- **Stated task**: Quote the whole listing word for word. Do not include the pictures.

[Entries from a dataset]
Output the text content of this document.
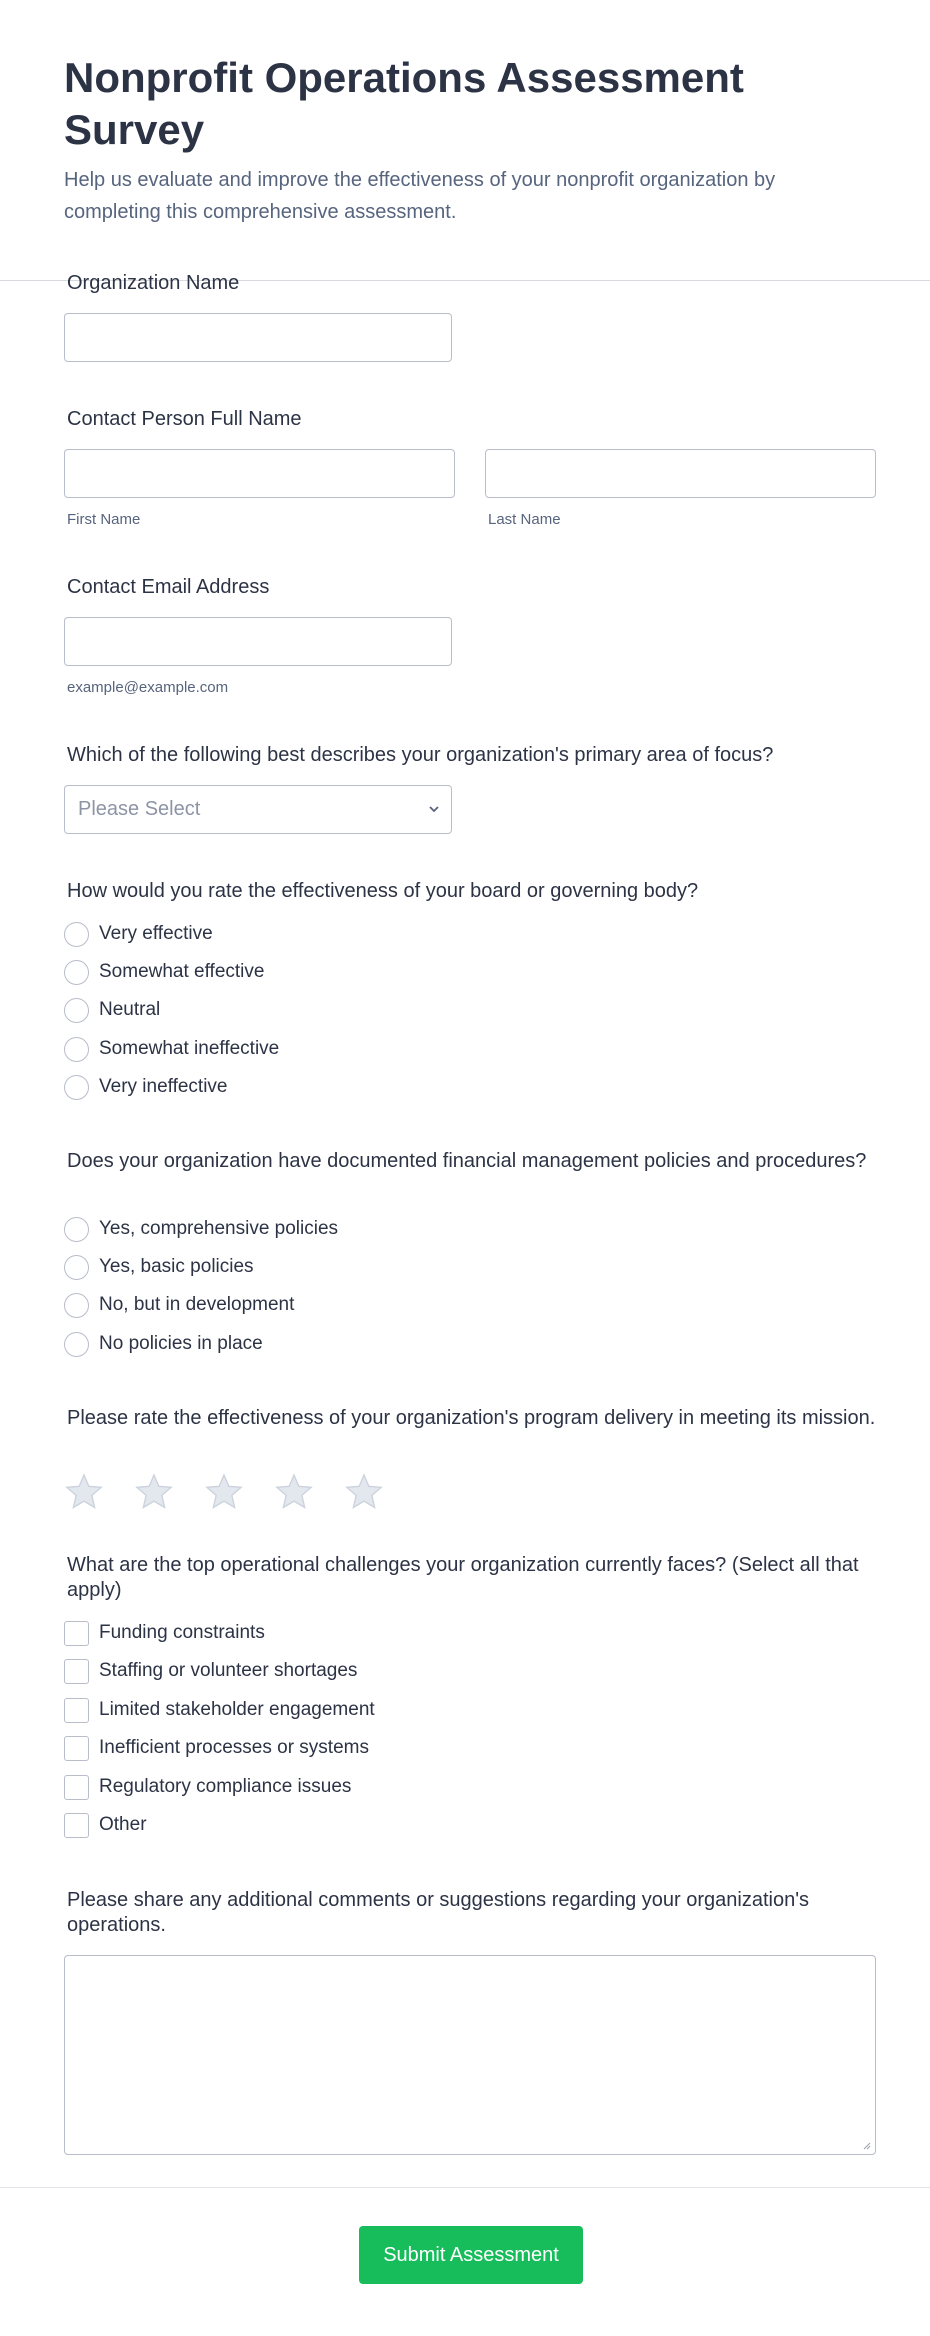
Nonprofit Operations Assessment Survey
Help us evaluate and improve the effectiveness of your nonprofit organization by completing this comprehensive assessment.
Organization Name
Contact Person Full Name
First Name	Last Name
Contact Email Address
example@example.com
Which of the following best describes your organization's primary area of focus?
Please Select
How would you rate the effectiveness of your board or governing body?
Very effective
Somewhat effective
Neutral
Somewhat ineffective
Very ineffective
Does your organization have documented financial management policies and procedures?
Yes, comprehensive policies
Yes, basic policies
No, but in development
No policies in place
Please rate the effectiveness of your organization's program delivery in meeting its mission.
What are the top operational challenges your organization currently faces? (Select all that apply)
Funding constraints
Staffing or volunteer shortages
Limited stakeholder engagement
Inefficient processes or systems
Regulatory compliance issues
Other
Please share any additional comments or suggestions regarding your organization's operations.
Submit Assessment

- **The result**:
Output the text content of this document.
Nonprofit Operations Assessment Survey
Help us evaluate and improve the effectiveness of your nonprofit organization by completing this comprehensive assessment.
Organization Name
Contact Person Full Name
First Name	Last Name
Contact Email Address
example@example.com
Which of the following best describes your organization's primary area of focus?
Please Select
How would you rate the effectiveness of your board or governing body?
Very effective
Somewhat effective
Neutral
Somewhat ineffective
Very ineffective
Does your organization have documented financial management policies and procedures?
Yes, comprehensive policies
Yes, basic policies
No, but in development
No policies in place
Please rate the effectiveness of your organization's program delivery in meeting its mission.
What are the top operational challenges your organization currently faces? (Select all that apply)
Funding constraints
Staffing or volunteer shortages
Limited stakeholder engagement
Inefficient processes or systems
Regulatory compliance issues
Other
Please share any additional comments or suggestions regarding your organization's operations.
Submit Assessment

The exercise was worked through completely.